### Task goal
Copy out each line containing "Dollar" from the entries below.

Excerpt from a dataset

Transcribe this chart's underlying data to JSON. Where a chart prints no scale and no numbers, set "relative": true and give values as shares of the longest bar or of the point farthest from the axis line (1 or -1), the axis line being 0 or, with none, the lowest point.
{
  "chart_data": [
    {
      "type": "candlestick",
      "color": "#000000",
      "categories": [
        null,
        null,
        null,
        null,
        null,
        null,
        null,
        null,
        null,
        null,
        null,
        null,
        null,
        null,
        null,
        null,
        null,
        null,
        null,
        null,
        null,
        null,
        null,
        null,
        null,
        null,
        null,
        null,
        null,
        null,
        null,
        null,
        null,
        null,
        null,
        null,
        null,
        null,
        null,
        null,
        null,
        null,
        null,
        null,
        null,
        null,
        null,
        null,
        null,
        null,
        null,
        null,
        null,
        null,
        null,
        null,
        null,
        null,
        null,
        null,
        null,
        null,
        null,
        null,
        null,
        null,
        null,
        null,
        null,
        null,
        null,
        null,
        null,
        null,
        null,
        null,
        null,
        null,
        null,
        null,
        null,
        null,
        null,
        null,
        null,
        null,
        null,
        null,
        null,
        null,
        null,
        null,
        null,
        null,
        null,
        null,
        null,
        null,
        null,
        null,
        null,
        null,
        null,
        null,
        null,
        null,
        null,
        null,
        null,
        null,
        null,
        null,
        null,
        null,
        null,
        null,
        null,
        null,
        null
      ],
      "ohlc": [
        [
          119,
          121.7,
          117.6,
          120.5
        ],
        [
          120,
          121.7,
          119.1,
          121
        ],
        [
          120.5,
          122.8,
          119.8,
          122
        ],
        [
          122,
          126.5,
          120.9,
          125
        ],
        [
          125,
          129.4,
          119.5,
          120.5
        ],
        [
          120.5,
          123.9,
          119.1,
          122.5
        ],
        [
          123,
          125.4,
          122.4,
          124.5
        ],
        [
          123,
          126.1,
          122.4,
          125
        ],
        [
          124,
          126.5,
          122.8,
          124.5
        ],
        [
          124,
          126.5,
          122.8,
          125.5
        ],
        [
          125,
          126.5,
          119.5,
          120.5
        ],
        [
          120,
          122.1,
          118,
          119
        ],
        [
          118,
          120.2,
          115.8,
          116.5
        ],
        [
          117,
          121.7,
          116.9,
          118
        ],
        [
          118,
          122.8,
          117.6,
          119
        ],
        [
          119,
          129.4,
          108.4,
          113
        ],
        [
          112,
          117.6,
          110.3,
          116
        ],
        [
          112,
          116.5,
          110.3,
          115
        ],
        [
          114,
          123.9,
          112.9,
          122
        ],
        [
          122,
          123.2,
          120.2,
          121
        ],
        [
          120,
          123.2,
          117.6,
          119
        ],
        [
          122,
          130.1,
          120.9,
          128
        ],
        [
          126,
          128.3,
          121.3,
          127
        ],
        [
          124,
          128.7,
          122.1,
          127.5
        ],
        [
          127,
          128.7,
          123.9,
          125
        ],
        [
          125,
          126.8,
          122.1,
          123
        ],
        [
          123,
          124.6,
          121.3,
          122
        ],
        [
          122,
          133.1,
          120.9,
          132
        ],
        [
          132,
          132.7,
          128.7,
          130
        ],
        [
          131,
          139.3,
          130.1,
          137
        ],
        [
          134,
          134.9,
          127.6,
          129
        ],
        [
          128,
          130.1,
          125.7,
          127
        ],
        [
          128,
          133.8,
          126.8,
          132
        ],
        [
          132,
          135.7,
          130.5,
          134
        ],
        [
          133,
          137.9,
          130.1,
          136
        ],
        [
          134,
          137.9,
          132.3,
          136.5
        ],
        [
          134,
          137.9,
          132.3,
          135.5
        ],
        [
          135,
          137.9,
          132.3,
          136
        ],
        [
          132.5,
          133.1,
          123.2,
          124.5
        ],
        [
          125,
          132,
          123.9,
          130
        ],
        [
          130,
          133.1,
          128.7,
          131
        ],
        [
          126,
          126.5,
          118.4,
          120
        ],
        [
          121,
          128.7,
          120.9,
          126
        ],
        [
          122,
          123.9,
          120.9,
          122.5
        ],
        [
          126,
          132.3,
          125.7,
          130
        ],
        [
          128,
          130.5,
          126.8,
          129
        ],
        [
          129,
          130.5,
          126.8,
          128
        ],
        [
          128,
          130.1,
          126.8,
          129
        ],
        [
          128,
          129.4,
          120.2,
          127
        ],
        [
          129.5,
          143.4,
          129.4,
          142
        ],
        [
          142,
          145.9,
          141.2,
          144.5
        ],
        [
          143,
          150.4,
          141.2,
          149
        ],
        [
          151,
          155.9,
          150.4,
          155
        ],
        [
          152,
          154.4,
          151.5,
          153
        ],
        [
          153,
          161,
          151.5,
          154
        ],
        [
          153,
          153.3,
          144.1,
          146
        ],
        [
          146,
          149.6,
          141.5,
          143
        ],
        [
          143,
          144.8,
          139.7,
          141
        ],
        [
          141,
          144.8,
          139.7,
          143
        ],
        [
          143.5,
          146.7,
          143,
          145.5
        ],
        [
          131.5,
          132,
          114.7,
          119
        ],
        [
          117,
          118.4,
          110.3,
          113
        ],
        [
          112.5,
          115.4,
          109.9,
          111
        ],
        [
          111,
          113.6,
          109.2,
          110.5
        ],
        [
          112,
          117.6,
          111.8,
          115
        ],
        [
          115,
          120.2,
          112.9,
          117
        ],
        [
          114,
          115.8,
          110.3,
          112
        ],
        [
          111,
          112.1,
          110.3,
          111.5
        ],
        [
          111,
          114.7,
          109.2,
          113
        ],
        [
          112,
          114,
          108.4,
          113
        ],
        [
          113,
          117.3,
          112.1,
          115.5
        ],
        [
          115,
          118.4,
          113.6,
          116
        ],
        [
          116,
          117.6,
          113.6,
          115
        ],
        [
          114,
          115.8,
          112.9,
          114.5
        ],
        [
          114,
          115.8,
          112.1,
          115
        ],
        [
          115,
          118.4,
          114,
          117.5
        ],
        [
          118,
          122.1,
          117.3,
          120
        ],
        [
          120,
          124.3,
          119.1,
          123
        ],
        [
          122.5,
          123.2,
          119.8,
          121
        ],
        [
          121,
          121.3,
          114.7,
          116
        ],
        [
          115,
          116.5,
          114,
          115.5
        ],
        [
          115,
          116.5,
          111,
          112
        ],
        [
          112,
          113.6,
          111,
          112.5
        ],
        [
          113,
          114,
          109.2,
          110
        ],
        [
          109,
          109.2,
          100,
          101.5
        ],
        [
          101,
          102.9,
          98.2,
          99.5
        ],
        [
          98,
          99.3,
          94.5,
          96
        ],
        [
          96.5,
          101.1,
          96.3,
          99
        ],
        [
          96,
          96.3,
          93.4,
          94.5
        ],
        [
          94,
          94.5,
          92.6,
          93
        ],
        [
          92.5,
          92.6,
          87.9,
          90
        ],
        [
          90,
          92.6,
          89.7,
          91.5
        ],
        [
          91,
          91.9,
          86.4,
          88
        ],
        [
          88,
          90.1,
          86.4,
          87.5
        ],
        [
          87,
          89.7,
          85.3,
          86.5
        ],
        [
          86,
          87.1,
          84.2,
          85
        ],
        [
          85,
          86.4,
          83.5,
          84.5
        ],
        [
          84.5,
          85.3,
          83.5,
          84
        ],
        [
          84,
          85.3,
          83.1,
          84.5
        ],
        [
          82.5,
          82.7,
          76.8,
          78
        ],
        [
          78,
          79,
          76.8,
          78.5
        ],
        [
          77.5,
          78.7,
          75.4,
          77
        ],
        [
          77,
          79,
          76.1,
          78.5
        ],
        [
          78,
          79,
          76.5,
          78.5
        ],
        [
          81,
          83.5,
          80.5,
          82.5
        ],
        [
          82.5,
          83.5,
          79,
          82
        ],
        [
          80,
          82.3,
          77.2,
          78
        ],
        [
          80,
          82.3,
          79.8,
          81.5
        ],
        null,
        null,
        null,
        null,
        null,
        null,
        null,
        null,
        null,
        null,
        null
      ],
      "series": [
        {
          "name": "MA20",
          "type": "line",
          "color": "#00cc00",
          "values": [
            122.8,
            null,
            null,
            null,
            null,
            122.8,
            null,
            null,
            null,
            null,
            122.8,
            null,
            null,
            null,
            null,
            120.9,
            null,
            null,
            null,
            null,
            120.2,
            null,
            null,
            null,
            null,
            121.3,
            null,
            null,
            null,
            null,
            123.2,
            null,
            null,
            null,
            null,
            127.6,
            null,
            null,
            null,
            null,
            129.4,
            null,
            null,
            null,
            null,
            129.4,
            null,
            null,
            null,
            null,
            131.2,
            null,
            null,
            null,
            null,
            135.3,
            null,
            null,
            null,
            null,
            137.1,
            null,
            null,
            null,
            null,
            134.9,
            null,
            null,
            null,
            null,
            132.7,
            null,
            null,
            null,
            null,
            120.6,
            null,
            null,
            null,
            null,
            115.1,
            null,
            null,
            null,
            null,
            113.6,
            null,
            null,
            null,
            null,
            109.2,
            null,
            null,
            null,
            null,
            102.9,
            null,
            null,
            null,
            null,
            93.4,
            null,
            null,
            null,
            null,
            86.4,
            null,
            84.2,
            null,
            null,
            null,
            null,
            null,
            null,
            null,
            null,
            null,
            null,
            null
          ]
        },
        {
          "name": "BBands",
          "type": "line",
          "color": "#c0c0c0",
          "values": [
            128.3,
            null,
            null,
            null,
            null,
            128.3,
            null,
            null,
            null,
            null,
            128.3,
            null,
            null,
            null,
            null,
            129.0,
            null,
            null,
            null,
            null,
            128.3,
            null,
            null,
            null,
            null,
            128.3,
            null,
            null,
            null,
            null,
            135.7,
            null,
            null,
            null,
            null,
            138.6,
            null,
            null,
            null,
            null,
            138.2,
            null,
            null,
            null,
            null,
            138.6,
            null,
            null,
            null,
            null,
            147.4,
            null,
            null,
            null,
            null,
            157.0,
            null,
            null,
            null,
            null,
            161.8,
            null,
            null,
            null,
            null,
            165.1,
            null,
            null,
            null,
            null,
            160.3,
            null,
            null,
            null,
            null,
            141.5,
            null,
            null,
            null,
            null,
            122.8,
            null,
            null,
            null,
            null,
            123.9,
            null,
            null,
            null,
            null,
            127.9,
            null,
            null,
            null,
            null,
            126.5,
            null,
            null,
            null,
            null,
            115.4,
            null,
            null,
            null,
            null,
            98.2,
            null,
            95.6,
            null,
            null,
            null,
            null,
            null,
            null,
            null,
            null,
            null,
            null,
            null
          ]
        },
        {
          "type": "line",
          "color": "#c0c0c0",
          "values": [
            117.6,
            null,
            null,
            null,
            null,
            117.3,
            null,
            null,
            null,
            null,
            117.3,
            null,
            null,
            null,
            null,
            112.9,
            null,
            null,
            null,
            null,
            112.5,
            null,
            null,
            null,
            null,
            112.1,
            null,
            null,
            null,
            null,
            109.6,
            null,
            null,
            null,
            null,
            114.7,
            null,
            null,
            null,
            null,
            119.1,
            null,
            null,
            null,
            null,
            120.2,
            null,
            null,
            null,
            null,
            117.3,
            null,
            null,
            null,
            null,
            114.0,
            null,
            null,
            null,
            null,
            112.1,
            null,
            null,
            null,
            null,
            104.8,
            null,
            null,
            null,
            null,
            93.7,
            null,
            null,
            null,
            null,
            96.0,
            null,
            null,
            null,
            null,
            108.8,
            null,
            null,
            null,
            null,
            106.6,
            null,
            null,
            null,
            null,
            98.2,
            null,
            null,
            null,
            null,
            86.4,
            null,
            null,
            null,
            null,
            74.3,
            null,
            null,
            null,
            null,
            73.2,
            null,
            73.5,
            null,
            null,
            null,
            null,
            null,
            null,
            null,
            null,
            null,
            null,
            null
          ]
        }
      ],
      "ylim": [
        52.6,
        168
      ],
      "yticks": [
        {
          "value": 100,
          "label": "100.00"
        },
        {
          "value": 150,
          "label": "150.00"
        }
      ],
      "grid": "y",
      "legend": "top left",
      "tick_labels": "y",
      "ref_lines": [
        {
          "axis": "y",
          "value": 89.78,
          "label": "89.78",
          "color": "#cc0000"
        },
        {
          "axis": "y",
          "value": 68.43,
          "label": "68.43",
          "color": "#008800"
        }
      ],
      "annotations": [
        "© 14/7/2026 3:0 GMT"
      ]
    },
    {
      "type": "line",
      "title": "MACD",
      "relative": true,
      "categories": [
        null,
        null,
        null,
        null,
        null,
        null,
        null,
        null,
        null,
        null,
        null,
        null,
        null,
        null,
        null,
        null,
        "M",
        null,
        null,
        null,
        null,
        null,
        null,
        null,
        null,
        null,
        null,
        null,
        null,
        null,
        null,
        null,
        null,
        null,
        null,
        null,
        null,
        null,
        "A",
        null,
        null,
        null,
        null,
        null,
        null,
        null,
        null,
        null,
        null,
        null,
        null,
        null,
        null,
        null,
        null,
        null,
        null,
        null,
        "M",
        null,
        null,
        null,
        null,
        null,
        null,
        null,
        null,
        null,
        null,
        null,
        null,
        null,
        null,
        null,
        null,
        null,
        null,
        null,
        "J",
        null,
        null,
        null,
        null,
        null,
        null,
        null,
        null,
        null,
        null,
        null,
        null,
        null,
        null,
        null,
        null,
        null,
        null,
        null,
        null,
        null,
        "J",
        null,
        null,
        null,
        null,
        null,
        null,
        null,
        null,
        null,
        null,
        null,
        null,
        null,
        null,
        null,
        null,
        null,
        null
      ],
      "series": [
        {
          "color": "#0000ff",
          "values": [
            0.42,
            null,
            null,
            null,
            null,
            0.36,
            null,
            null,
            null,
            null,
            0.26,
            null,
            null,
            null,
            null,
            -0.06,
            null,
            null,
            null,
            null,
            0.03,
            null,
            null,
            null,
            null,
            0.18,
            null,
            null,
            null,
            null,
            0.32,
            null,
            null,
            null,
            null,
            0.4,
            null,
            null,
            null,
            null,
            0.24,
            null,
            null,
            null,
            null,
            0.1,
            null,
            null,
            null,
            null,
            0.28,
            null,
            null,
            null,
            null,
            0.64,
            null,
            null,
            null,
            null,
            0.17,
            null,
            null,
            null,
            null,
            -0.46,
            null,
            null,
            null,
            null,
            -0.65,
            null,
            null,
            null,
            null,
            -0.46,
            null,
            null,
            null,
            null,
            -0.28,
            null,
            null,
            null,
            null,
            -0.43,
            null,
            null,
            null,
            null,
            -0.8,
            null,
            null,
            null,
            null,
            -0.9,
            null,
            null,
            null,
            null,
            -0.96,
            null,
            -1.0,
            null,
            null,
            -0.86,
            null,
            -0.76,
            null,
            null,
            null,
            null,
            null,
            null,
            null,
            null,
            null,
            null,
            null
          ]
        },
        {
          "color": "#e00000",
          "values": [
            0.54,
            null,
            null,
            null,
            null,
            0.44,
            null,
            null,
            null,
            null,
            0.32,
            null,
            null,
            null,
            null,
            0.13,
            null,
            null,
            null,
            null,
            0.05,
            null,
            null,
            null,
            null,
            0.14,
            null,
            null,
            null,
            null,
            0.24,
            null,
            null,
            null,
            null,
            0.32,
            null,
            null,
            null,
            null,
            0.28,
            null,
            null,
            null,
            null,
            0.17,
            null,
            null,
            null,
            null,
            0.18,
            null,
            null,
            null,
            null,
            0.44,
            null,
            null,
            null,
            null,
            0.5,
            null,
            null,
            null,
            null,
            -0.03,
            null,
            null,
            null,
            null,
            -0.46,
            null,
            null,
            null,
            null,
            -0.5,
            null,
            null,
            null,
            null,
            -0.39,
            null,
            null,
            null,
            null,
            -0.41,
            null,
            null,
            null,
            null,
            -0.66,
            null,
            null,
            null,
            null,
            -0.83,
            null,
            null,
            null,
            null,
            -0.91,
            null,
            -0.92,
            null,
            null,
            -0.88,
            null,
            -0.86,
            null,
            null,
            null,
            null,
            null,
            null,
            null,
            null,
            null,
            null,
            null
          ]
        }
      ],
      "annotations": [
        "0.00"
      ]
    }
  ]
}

==

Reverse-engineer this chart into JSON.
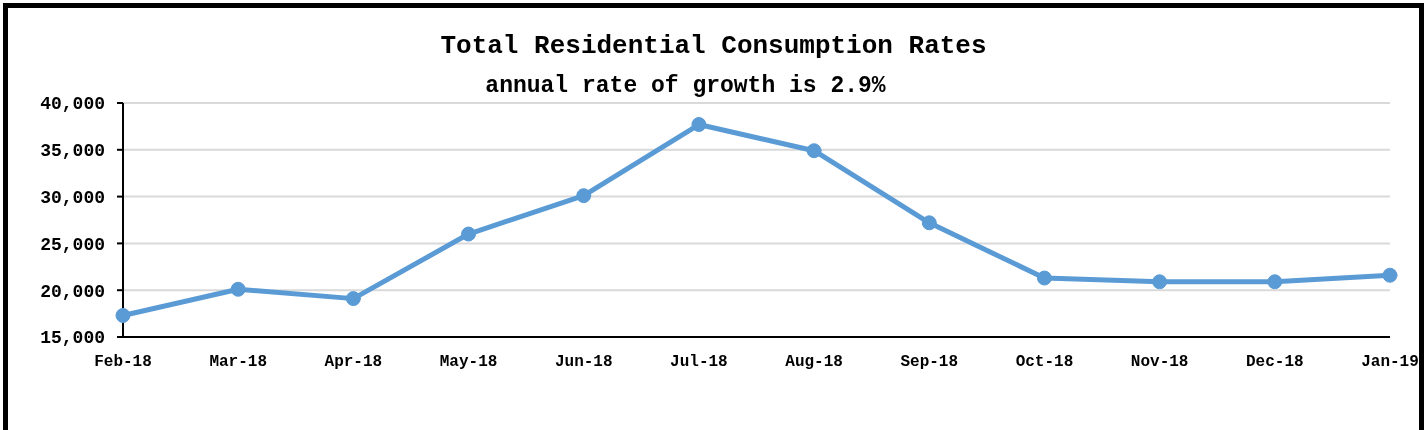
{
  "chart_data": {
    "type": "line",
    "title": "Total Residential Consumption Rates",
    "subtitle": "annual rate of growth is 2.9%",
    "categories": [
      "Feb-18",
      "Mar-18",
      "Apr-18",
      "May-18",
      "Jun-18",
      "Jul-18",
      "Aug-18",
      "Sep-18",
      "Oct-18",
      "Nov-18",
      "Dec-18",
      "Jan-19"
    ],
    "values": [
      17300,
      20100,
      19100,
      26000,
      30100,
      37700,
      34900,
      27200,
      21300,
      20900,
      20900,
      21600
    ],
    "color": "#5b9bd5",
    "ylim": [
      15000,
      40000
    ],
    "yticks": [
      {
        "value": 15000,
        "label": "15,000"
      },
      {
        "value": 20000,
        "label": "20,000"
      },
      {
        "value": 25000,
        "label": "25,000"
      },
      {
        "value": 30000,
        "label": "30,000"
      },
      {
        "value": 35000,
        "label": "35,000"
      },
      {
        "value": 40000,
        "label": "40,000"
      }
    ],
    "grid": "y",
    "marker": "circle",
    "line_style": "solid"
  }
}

...

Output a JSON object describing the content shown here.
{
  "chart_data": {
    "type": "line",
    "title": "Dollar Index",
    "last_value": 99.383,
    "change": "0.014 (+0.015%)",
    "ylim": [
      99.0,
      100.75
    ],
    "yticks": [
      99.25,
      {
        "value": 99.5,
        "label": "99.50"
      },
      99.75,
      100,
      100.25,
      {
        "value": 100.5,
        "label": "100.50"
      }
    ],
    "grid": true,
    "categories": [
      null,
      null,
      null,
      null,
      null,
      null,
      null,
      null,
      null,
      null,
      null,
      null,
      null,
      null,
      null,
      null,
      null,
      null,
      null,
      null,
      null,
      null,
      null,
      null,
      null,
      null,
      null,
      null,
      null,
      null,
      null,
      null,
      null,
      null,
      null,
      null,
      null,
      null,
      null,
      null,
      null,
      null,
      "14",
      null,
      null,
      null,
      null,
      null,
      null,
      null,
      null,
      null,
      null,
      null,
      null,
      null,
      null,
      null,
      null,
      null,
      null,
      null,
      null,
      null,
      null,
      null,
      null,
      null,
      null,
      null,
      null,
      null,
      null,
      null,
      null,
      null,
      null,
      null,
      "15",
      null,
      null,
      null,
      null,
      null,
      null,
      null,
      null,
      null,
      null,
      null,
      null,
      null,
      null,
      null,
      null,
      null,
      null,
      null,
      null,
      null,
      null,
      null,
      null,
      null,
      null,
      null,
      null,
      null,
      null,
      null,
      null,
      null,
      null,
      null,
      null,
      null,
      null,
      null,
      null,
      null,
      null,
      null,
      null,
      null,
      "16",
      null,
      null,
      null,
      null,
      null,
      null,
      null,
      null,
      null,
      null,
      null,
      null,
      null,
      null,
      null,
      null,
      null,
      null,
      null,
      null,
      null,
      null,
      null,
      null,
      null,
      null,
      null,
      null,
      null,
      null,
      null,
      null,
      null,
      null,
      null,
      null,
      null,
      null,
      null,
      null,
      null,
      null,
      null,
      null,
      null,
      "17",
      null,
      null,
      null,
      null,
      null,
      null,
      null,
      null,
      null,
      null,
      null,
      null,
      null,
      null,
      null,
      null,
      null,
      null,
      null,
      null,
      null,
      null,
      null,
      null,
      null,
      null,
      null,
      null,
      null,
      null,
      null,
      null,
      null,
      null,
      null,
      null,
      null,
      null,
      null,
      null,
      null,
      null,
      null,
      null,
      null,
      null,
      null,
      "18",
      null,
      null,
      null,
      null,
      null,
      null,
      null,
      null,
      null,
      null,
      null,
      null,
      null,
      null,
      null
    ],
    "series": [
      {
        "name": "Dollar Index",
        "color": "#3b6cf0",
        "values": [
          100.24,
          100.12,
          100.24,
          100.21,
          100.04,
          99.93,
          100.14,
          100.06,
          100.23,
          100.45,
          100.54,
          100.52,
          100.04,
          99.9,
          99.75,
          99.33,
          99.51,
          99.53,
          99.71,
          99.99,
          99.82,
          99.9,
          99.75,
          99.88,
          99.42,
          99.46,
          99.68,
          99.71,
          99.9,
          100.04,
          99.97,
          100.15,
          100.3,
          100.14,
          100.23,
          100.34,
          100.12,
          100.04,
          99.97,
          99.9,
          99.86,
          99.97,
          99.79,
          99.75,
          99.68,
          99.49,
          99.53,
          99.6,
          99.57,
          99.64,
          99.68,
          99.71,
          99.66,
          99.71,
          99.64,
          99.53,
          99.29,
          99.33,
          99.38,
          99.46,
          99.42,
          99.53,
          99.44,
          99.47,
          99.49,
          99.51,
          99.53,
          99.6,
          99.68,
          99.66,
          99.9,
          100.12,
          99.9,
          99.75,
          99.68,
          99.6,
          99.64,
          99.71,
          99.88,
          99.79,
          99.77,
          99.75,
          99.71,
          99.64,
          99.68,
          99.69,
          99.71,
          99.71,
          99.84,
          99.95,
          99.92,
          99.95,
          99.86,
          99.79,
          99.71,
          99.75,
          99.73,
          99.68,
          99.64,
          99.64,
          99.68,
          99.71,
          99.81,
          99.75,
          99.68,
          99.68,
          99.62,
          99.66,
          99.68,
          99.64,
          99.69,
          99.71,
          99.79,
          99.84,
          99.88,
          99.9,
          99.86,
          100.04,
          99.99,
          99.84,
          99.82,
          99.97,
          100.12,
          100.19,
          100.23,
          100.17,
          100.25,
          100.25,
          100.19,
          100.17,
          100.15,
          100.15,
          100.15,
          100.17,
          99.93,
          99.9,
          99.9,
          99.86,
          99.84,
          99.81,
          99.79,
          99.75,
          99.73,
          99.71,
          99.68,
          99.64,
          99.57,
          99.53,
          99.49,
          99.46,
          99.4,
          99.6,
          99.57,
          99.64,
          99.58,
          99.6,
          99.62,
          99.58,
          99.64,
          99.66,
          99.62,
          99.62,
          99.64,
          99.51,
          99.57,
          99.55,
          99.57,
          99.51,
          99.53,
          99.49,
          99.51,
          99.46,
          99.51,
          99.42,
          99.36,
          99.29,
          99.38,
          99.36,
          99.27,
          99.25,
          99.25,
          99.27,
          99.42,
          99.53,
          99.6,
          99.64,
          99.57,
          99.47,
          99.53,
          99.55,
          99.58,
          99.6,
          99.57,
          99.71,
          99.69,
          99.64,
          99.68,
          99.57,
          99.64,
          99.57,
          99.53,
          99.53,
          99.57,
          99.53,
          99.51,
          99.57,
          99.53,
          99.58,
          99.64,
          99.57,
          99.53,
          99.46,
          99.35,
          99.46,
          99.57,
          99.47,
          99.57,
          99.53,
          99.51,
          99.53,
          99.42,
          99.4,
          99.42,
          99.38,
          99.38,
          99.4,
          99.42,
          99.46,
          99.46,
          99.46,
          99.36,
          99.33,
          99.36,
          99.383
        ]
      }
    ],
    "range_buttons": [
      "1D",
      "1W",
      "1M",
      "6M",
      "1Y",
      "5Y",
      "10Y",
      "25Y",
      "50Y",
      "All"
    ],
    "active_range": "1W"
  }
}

### Result of this task
    "title": "Dollar Index",
        "name": "Dollar Index",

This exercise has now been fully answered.